** START OF DATASET ROWS **

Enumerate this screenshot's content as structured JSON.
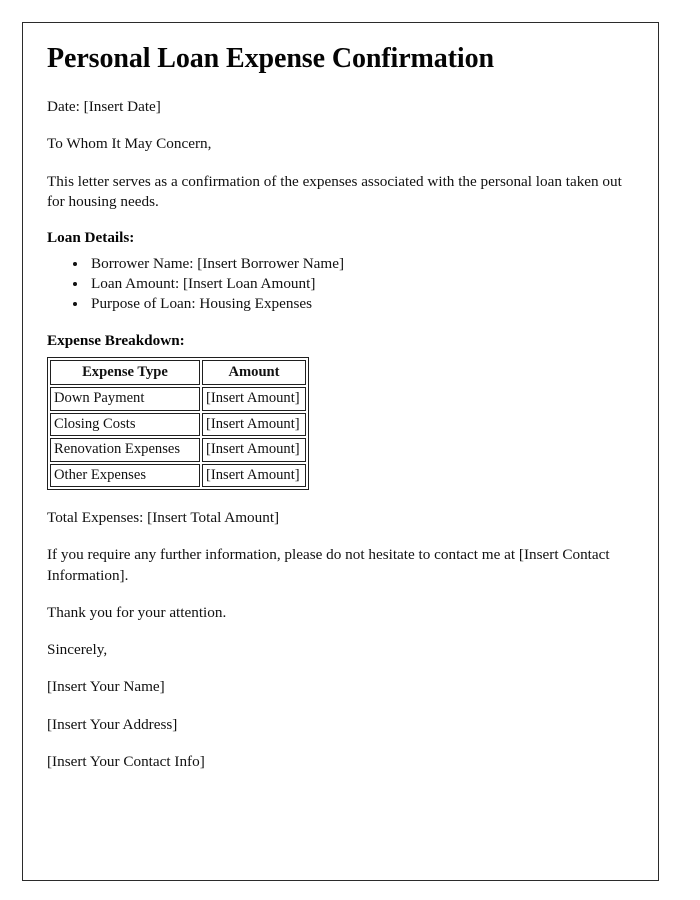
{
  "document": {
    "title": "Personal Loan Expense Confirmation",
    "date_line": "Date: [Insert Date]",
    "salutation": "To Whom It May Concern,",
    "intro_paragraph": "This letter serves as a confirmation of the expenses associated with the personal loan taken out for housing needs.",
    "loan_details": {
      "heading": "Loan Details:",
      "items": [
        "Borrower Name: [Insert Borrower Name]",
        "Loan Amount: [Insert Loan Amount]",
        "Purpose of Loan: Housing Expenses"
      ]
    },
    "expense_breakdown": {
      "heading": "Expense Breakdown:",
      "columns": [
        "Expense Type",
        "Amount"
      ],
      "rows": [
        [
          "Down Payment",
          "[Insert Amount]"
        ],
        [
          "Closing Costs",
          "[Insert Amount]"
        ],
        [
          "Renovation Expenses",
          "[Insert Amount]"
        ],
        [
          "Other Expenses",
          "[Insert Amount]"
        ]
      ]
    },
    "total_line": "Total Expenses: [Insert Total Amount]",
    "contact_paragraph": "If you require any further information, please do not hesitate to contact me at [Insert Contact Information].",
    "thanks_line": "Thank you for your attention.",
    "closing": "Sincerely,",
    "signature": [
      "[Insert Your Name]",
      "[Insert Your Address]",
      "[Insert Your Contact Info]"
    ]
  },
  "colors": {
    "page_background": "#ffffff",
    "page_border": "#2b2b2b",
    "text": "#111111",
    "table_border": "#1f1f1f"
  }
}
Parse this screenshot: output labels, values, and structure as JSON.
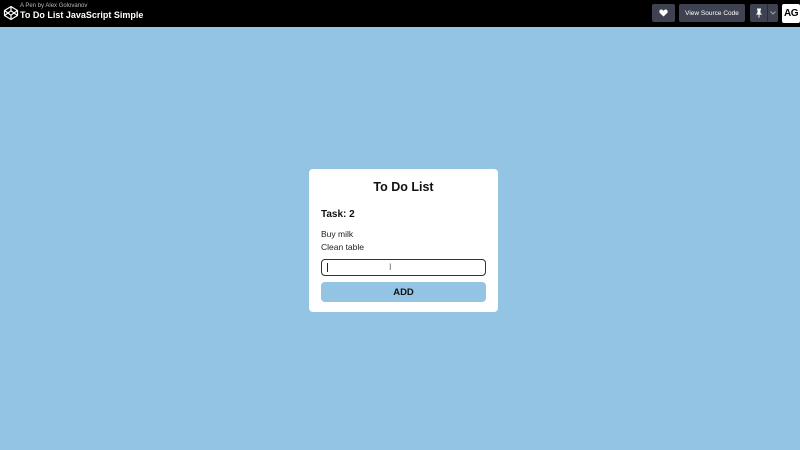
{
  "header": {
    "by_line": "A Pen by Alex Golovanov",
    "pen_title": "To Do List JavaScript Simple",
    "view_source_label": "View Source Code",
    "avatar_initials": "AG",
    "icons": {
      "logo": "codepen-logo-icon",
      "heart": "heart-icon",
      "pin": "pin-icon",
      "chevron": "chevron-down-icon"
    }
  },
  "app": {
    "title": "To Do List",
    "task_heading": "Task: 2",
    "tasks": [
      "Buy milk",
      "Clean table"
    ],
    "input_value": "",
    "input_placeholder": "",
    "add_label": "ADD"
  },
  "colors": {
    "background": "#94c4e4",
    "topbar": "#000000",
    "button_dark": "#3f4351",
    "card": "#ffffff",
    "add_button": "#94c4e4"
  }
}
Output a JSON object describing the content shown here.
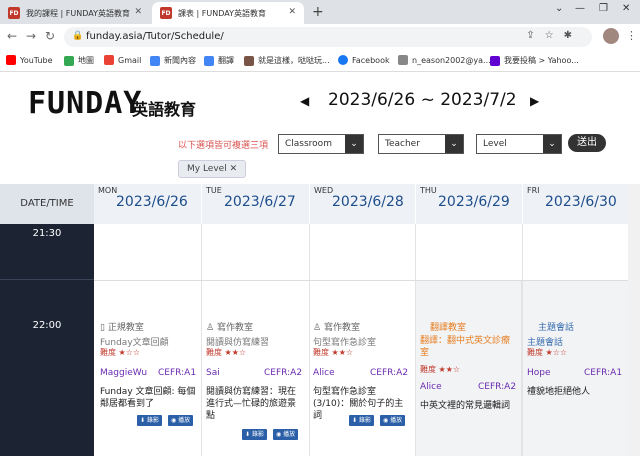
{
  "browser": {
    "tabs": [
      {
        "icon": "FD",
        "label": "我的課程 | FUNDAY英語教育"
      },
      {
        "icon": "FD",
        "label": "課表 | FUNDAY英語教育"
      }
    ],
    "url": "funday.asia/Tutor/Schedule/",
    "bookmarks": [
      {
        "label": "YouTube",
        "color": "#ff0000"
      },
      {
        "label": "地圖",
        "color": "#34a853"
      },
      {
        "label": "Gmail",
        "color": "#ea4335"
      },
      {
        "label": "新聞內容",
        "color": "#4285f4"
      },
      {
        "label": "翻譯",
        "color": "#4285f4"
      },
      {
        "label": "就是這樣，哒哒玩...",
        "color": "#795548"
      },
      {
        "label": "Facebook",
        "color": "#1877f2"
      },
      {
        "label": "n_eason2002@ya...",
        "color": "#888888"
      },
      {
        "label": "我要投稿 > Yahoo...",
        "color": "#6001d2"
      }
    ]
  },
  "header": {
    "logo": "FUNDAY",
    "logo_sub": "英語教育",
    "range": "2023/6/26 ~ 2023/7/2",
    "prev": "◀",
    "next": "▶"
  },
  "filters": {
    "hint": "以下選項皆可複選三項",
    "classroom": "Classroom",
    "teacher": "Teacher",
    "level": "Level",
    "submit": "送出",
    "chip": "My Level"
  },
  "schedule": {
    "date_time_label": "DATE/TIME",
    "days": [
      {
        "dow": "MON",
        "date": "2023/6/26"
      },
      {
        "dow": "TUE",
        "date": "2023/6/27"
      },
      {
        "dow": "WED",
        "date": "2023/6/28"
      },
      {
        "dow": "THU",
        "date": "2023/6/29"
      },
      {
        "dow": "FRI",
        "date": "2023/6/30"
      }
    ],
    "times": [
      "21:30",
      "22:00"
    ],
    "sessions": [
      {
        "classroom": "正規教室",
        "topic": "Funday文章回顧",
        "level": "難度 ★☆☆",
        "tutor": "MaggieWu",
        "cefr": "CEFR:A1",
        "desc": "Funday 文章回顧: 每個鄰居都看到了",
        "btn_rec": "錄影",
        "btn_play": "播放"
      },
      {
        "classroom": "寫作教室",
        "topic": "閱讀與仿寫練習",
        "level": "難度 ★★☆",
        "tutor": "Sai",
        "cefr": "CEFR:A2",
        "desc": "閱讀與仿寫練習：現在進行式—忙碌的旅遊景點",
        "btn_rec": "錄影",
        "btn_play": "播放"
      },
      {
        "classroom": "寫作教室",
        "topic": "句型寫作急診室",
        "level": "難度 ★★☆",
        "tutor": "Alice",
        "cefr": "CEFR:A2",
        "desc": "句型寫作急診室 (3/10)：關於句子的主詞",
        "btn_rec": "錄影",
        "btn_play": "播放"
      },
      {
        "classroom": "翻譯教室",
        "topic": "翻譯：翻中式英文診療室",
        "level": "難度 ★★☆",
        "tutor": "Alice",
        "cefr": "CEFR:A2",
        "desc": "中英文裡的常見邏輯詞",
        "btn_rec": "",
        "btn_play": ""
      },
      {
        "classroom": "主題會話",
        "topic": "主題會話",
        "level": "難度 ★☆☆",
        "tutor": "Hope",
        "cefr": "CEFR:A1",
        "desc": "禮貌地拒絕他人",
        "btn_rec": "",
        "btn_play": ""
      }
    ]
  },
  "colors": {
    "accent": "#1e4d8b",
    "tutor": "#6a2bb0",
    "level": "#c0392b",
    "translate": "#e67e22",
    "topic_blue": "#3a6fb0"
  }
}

** END OF DATASET ROWS **
** START OF DATASET ROWS **

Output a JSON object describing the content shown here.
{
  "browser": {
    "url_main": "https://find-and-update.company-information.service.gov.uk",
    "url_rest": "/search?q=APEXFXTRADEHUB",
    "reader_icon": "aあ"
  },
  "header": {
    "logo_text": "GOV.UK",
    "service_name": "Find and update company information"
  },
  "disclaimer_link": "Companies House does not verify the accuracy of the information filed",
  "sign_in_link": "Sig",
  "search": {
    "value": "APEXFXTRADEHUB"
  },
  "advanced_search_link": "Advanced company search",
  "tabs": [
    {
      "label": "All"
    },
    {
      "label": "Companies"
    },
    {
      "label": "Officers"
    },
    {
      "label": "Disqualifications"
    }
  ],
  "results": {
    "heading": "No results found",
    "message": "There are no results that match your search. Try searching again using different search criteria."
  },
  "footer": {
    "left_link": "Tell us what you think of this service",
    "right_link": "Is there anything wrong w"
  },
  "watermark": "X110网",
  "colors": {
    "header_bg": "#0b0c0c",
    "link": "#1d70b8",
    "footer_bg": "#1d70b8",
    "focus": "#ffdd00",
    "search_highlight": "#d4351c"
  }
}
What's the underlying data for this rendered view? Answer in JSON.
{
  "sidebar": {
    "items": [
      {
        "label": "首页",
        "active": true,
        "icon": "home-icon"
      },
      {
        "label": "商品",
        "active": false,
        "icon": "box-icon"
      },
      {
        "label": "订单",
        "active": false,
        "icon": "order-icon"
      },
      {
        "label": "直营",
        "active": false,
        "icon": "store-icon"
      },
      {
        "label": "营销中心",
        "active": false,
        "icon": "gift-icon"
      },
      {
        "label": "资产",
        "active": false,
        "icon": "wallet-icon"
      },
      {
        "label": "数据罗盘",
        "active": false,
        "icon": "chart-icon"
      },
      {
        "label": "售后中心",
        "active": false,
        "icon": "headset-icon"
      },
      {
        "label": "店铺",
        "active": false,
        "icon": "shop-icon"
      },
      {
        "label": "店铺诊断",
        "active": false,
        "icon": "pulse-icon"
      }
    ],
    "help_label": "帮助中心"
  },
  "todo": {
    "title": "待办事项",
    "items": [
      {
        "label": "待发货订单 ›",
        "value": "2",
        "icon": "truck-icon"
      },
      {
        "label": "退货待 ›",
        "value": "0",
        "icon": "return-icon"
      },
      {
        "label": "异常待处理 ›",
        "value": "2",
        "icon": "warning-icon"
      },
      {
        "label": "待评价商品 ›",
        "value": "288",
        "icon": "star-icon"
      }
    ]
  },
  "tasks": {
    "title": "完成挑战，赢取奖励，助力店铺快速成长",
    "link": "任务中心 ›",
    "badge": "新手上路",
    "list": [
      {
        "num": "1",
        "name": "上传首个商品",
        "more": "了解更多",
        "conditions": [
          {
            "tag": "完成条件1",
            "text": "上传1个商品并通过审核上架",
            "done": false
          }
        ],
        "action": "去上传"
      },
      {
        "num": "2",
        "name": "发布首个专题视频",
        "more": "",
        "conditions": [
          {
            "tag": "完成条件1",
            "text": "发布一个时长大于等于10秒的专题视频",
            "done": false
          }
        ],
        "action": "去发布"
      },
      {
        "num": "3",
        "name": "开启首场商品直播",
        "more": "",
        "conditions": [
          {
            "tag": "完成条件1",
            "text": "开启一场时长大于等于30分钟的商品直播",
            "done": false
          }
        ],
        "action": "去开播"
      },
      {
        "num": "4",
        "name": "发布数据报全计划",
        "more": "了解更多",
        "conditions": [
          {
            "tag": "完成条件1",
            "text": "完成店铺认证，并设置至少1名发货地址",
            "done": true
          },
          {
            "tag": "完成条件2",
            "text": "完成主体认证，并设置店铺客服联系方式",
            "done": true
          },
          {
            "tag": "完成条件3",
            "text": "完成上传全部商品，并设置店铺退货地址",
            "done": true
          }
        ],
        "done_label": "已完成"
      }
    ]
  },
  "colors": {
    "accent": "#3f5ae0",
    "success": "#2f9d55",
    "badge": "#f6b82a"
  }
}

** END OF DATASET ROWS **

- **WORK INSTRUCTIONS**
Copy out the lines in which the string "company" appears.

- **EXERCISE OUTPUT**
    "url_main": "https://find-and-update.company-information.service.gov.uk",
    "service_name": "Find and update company information"
  "advanced_search_link": "Advanced company search",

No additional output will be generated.